Materials provided Block Start
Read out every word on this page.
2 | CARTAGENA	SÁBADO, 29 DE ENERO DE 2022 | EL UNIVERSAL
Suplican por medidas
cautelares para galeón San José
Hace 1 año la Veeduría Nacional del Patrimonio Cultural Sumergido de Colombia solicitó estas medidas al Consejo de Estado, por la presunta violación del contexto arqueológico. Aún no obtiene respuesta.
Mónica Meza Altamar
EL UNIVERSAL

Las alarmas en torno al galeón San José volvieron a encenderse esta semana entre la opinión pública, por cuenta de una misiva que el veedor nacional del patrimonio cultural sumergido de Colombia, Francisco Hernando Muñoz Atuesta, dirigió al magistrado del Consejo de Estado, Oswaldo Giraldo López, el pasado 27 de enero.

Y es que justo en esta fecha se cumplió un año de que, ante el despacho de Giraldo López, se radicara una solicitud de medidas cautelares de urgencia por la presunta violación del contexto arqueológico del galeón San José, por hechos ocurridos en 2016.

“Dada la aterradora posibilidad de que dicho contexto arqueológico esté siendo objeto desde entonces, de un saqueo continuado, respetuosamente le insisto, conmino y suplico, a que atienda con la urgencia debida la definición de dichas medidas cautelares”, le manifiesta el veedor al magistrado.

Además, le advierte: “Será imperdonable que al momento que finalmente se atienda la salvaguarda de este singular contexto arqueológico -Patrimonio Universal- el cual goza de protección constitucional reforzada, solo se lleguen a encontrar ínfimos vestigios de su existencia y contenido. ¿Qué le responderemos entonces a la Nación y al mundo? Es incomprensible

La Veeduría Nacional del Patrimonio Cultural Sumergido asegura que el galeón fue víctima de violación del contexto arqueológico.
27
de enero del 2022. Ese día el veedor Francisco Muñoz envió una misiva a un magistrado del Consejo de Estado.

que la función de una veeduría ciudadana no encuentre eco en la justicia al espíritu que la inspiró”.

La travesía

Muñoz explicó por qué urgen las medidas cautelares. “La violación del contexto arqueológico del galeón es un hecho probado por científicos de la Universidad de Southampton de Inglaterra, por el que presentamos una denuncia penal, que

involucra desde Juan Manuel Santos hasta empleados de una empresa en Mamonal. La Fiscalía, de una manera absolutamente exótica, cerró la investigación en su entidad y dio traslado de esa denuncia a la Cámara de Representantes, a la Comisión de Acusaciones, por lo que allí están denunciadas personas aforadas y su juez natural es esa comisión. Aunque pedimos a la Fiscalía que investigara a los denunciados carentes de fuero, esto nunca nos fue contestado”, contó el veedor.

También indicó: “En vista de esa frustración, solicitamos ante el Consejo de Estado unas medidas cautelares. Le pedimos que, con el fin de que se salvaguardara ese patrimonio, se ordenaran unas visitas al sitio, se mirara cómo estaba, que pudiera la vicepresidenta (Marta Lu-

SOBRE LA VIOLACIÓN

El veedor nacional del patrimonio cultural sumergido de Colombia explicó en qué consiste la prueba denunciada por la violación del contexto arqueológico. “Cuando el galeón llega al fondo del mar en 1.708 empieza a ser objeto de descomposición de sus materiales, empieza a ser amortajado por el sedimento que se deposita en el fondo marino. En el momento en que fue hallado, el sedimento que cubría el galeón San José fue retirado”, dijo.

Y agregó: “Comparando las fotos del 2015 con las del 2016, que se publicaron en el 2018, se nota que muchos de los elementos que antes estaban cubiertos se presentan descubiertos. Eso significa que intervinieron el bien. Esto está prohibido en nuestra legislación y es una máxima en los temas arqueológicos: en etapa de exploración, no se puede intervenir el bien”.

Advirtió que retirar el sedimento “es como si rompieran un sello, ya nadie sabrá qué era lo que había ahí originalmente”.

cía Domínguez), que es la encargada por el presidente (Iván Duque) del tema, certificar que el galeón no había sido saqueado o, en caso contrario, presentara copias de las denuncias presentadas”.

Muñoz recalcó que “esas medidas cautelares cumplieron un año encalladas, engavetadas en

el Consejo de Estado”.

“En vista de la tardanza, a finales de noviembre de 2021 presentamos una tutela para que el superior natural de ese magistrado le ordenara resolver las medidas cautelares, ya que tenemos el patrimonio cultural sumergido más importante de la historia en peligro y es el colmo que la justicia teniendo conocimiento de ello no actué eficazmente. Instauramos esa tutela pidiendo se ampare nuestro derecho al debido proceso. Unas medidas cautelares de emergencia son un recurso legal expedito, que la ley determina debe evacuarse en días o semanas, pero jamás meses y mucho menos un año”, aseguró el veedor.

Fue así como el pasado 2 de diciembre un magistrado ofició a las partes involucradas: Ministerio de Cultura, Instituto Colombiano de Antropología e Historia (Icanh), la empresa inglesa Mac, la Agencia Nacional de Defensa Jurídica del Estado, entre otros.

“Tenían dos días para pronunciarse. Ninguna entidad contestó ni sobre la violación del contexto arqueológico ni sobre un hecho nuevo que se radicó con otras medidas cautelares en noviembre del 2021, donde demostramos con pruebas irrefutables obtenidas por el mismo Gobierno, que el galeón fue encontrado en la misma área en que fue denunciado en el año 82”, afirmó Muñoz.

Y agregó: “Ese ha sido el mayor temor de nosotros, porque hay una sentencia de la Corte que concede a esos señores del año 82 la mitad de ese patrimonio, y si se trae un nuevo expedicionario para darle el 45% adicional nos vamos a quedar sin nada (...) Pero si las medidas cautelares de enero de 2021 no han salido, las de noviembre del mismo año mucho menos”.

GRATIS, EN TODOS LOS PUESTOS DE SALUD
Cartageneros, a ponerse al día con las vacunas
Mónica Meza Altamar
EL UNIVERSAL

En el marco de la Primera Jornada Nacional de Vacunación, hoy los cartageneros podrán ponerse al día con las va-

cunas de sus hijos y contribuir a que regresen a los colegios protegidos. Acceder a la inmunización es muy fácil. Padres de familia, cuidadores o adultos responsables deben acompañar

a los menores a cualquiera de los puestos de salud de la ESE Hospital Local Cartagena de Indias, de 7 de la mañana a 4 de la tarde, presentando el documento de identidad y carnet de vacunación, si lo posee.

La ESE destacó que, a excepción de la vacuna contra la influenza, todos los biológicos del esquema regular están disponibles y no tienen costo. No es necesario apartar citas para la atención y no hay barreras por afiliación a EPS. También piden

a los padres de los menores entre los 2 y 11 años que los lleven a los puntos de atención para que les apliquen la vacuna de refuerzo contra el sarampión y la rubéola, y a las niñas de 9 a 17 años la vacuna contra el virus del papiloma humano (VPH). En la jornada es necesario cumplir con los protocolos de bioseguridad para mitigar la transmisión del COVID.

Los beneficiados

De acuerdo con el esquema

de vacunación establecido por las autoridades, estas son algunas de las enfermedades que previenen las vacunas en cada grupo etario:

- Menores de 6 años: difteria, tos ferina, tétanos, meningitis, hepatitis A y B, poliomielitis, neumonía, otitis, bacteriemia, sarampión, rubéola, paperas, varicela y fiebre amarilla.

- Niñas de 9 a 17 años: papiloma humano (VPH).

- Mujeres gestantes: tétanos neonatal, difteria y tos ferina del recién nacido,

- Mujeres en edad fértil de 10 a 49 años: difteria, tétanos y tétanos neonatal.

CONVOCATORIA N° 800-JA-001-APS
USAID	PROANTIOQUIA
Materials provided Block End
Filter the data for the string "ponerse" and copy every line that has it.

Cartageneros, a ponerse al día con las vacunas
En el marco de la Primera Jornada Nacional de Vacunación, hoy los cartageneros podrán ponerse al día con las va-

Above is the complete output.